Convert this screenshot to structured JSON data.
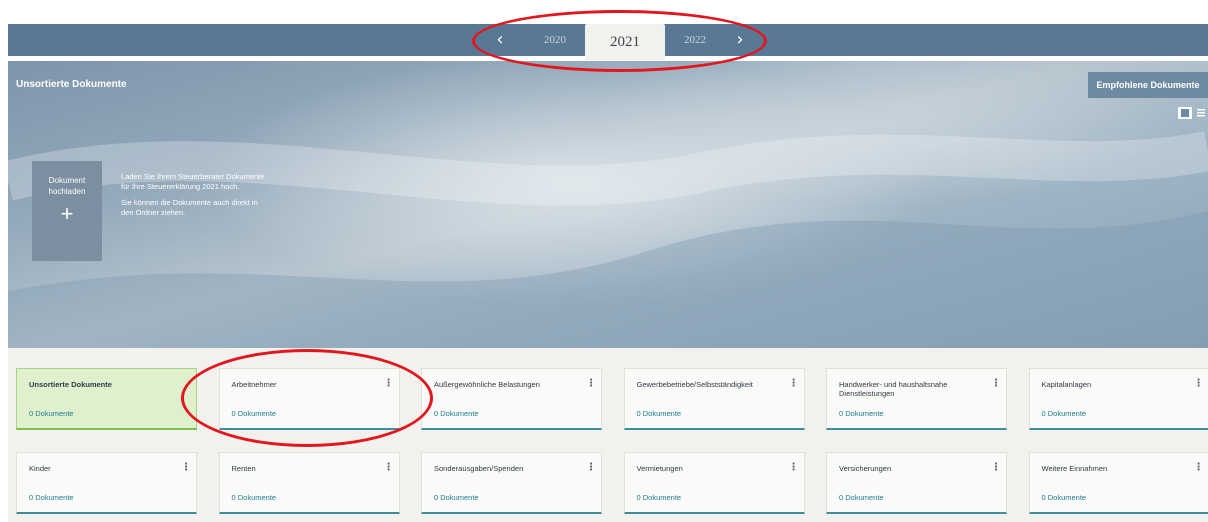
{
  "years": {
    "prev_label": "2020",
    "current_label": "2021",
    "next_label": "2022"
  },
  "hero": {
    "title": "Unsortierte Dokumente",
    "recommended_button": "Empfohlene Dokumente",
    "upload_label": "Dokument hochladen",
    "upload_plus": "+",
    "hint_line1": "Laden Sie Ihrem Steuerberater Dokumente für Ihre Steuererklärung 2021 hoch.",
    "hint_line2": "Sie können die Dokumente auch direkt in den Ordner ziehen."
  },
  "cards": [
    {
      "name": "Unsortierte Dokumente",
      "count": "0 Dokumente",
      "active": true,
      "menu": false
    },
    {
      "name": "Arbeitnehmer",
      "count": "0 Dokumente",
      "active": false,
      "menu": true
    },
    {
      "name": "Außergewöhnliche Belastungen",
      "count": "0 Dokumente",
      "active": false,
      "menu": true
    },
    {
      "name": "Gewerbebetriebe/Selbstständigkeit",
      "count": "0 Dokumente",
      "active": false,
      "menu": true
    },
    {
      "name": "Handwerker- und haushaltsnahe Dienstleistungen",
      "count": "0 Dokumente",
      "active": false,
      "menu": true
    },
    {
      "name": "Kapitalanlagen",
      "count": "0 Dokumente",
      "active": false,
      "menu": true
    },
    {
      "name": "Kinder",
      "count": "0 Dokumente",
      "active": false,
      "menu": true
    },
    {
      "name": "Renten",
      "count": "0 Dokumente",
      "active": false,
      "menu": true
    },
    {
      "name": "Sonderausgaben/Spenden",
      "count": "0 Dokumente",
      "active": false,
      "menu": true
    },
    {
      "name": "Vermietungen",
      "count": "0 Dokumente",
      "active": false,
      "menu": true
    },
    {
      "name": "Versicherungen",
      "count": "0 Dokumente",
      "active": false,
      "menu": true
    },
    {
      "name": "Weitere Einnahmen",
      "count": "0 Dokumente",
      "active": false,
      "menu": true
    }
  ],
  "icons": {
    "prev": "chevron-left-icon",
    "next": "chevron-right-icon",
    "menu": "kebab-menu-icon",
    "tile_view": "tile-view-icon",
    "list_view": "list-view-icon"
  },
  "colors": {
    "header_bar": "#597894",
    "card_accent": "#3a8f9a",
    "active_card": "#dff0cf",
    "annotation": "#e3161e"
  }
}
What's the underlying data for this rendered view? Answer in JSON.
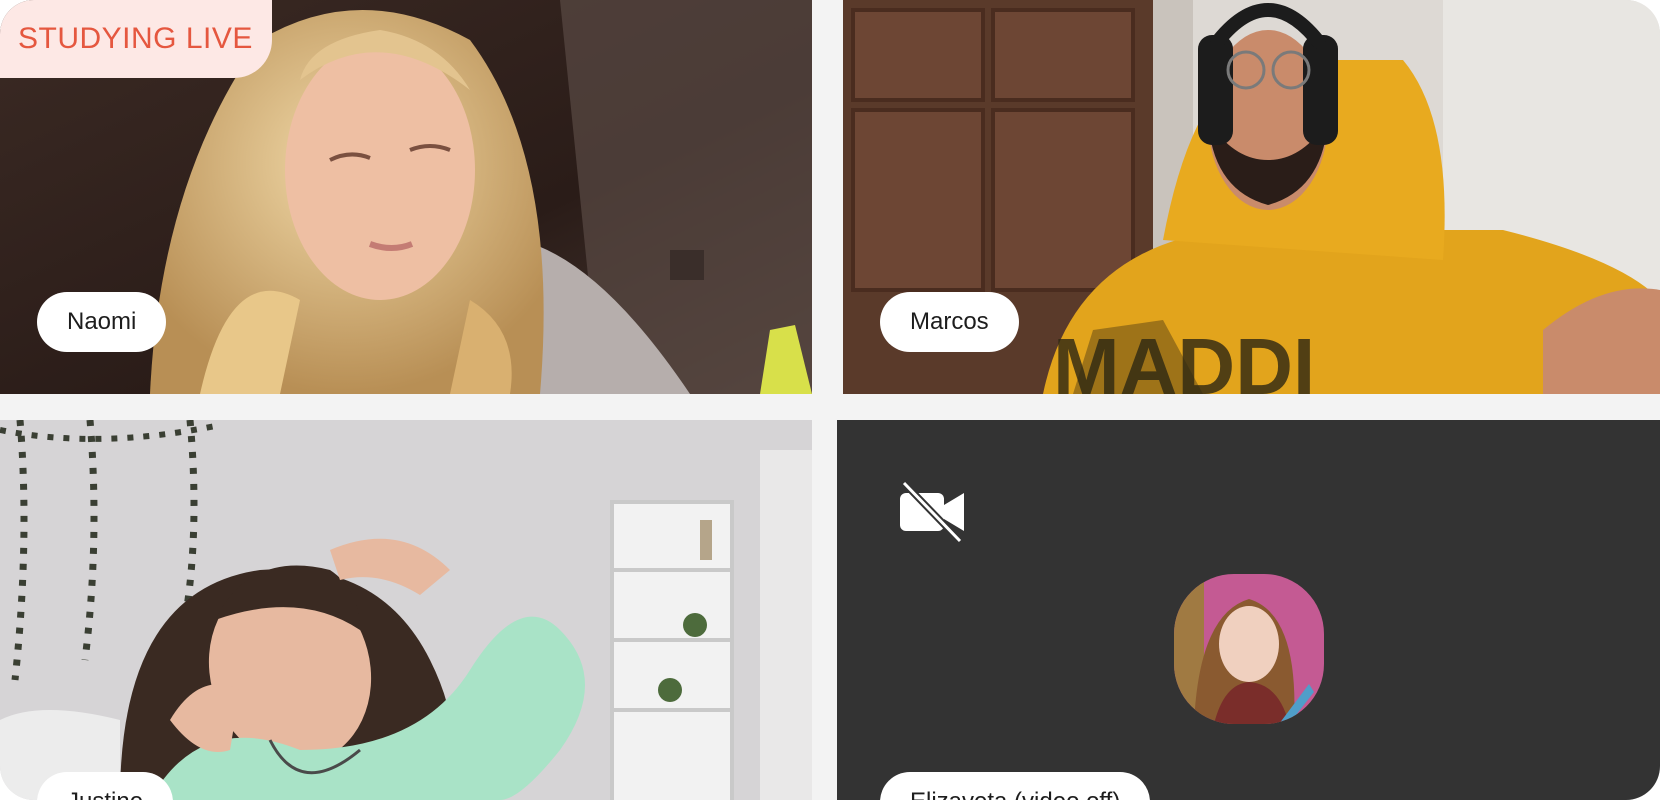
{
  "badge": {
    "label": "STUDYING LIVE"
  },
  "participants": [
    {
      "name": "Naomi",
      "video": "on"
    },
    {
      "name": "Marcos",
      "video": "on"
    },
    {
      "name": "Justine",
      "video": "on"
    },
    {
      "name": "Elizaveta (video off)",
      "video": "off"
    }
  ],
  "icons": {
    "video_off": "video-off-icon"
  },
  "colors": {
    "badge_bg": "#fde8e5",
    "badge_text": "#e5573f",
    "video_off_tile": "#333333",
    "pill_bg": "#ffffff"
  }
}
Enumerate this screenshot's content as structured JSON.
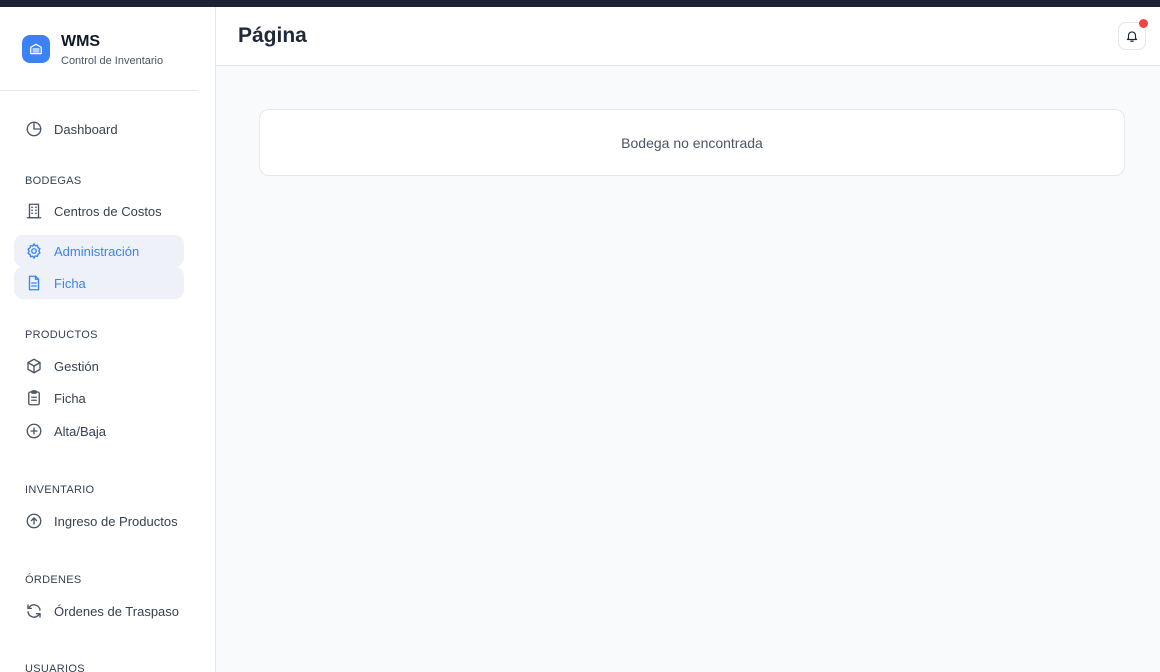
{
  "brand": {
    "title": "WMS",
    "subtitle": "Control de Inventario",
    "logo_icon": "warehouse-icon"
  },
  "sidebar": {
    "dashboard": {
      "label": "Dashboard",
      "icon": "pie-chart-icon"
    },
    "sections": [
      {
        "title": "BODEGAS",
        "items": [
          {
            "label": "Centros de Costos",
            "icon": "building-icon",
            "active": false
          },
          {
            "label": "Administración",
            "icon": "gear-icon",
            "active": true
          },
          {
            "label": "Ficha",
            "icon": "document-icon",
            "active": true
          }
        ]
      },
      {
        "title": "PRODUCTOS",
        "items": [
          {
            "label": "Gestión",
            "icon": "box-icon",
            "active": false
          },
          {
            "label": "Ficha",
            "icon": "clipboard-icon",
            "active": false
          },
          {
            "label": "Alta/Baja",
            "icon": "plus-circle-icon",
            "active": false
          }
        ]
      },
      {
        "title": "INVENTARIO",
        "items": [
          {
            "label": "Ingreso de Productos",
            "icon": "arrow-up-circle-icon",
            "active": false
          }
        ]
      },
      {
        "title": "ÓRDENES",
        "items": [
          {
            "label": "Órdenes de Traspaso",
            "icon": "refresh-icon",
            "active": false
          }
        ]
      },
      {
        "title": "USUARIOS",
        "items": []
      }
    ]
  },
  "header": {
    "title": "Página",
    "notification_icon": "bell-icon",
    "has_notification": true
  },
  "main": {
    "message": "Bodega no encontrada"
  },
  "colors": {
    "accent": "#3b82f6",
    "active_bg": "#eef2f8",
    "notification": "#ef4444",
    "topbar": "#1c2434"
  }
}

━━━━━━

**Stated problem**: Your copy should hold every record word for word and none of the pictures.

**Expected output**:
Convert this screenshot to structured JSON data.
{
  "years": {
    "prev_label": "2020",
    "current_label": "2021",
    "next_label": "2022"
  },
  "hero": {
    "title": "Unsortierte Dokumente",
    "recommended_button": "Empfohlene Dokumente",
    "upload_label": "Dokument hochladen",
    "upload_plus": "+",
    "hint_line1": "Laden Sie Ihrem Steuerberater Dokumente für Ihre Steuererklärung 2021 hoch.",
    "hint_line2": "Sie können die Dokumente auch direkt in den Ordner ziehen."
  },
  "cards": [
    {
      "name": "Unsortierte Dokumente",
      "count": "0 Dokumente",
      "active": true,
      "menu": false
    },
    {
      "name": "Arbeitnehmer",
      "count": "0 Dokumente",
      "active": false,
      "menu": true
    },
    {
      "name": "Außergewöhnliche Belastungen",
      "count": "0 Dokumente",
      "active": false,
      "menu": true
    },
    {
      "name": "Gewerbebetriebe/Selbstständigkeit",
      "count": "0 Dokumente",
      "active": false,
      "menu": true
    },
    {
      "name": "Handwerker- und haushaltsnahe Dienstleistungen",
      "count": "0 Dokumente",
      "active": false,
      "menu": true
    },
    {
      "name": "Kapitalanlagen",
      "count": "0 Dokumente",
      "active": false,
      "menu": true
    },
    {
      "name": "Kinder",
      "count": "0 Dokumente",
      "active": false,
      "menu": true
    },
    {
      "name": "Renten",
      "count": "0 Dokumente",
      "active": false,
      "menu": true
    },
    {
      "name": "Sonderausgaben/Spenden",
      "count": "0 Dokumente",
      "active": false,
      "menu": true
    },
    {
      "name": "Vermietungen",
      "count": "0 Dokumente",
      "active": false,
      "menu": true
    },
    {
      "name": "Versicherungen",
      "count": "0 Dokumente",
      "active": false,
      "menu": true
    },
    {
      "name": "Weitere Einnahmen",
      "count": "0 Dokumente",
      "active": false,
      "menu": true
    }
  ],
  "icons": {
    "prev": "chevron-left-icon",
    "next": "chevron-right-icon",
    "menu": "kebab-menu-icon",
    "tile_view": "tile-view-icon",
    "list_view": "list-view-icon"
  },
  "colors": {
    "header_bar": "#597894",
    "card_accent": "#3a8f9a",
    "active_card": "#dff0cf",
    "annotation": "#e3161e"
  }
}
What's the underlying data for this rendered view? Answer in JSON.
{
  "badge": {
    "label": "STUDYING LIVE"
  },
  "participants": [
    {
      "name": "Naomi",
      "video": "on"
    },
    {
      "name": "Marcos",
      "video": "on"
    },
    {
      "name": "Justine",
      "video": "on"
    },
    {
      "name": "Elizaveta (video off)",
      "video": "off"
    }
  ],
  "icons": {
    "video_off": "video-off-icon"
  },
  "colors": {
    "badge_bg": "#fde8e5",
    "badge_text": "#e5573f",
    "video_off_tile": "#333333",
    "pill_bg": "#ffffff"
  }
}
Enumerate this screenshot's content as structured JSON.
{
  "brand": {
    "title": "WMS",
    "subtitle": "Control de Inventario",
    "logo_icon": "warehouse-icon"
  },
  "sidebar": {
    "dashboard": {
      "label": "Dashboard",
      "icon": "pie-chart-icon"
    },
    "sections": [
      {
        "title": "BODEGAS",
        "items": [
          {
            "label": "Centros de Costos",
            "icon": "building-icon",
            "active": false
          },
          {
            "label": "Administración",
            "icon": "gear-icon",
            "active": true
          },
          {
            "label": "Ficha",
            "icon": "document-icon",
            "active": true
          }
        ]
      },
      {
        "title": "PRODUCTOS",
        "items": [
          {
            "label": "Gestión",
            "icon": "box-icon",
            "active": false
          },
          {
            "label": "Ficha",
            "icon": "clipboard-icon",
            "active": false
          },
          {
            "label": "Alta/Baja",
            "icon": "plus-circle-icon",
            "active": false
          }
        ]
      },
      {
        "title": "INVENTARIO",
        "items": [
          {
            "label": "Ingreso de Productos",
            "icon": "arrow-up-circle-icon",
            "active": false
          }
        ]
      },
      {
        "title": "ÓRDENES",
        "items": [
          {
            "label": "Órdenes de Traspaso",
            "icon": "refresh-icon",
            "active": false
          }
        ]
      },
      {
        "title": "USUARIOS",
        "items": []
      }
    ]
  },
  "header": {
    "title": "Página",
    "notification_icon": "bell-icon",
    "has_notification": true
  },
  "main": {
    "message": "Bodega no encontrada"
  },
  "colors": {
    "accent": "#3b82f6",
    "active_bg": "#eef2f8",
    "notification": "#ef4444",
    "topbar": "#1c2434"
  }
}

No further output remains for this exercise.